Dataset items
#####
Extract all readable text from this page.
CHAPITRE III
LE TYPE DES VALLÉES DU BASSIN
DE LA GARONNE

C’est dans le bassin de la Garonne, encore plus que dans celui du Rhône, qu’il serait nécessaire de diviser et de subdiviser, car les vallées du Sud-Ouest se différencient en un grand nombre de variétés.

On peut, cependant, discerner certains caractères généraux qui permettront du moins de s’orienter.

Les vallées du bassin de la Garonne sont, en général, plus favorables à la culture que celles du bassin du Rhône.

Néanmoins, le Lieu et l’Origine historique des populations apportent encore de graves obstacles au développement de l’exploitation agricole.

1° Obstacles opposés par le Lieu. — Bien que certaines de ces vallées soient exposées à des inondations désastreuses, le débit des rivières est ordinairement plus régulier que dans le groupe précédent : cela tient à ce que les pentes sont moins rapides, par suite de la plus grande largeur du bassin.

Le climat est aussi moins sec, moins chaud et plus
#####
**Aim:**
Reproduce all the records precisely.

**Solution to the problem:**
Extract all readable text from this page.
CHAPITRE III
LE TYPE DES VALLÉES DU BASSIN
DE LA GARONNE

C’est dans le bassin de la Garonne, encore plus que dans celui du Rhône, qu’il serait nécessaire de diviser et de subdiviser, car les vallées du Sud-Ouest se différencient en un grand nombre de variétés.

On peut, cependant, discerner certains caractères généraux qui permettront du moins de s’orienter.

Les vallées du bassin de la Garonne sont, en général, plus favorables à la culture que celles du bassin du Rhône.

Néanmoins, le Lieu et l’Origine historique des populations apportent encore de graves obstacles au développement de l’exploitation agricole.

1° Obstacles opposés par le Lieu. — Bien que certaines de ces vallées soient exposées à des inondations désastreuses, le débit des rivières est ordinairement plus régulier que dans le groupe précédent : cela tient à ce que les pentes sont moins rapides, par suite de la plus grande largeur du bassin.

Le climat est aussi moins sec, moins chaud et plus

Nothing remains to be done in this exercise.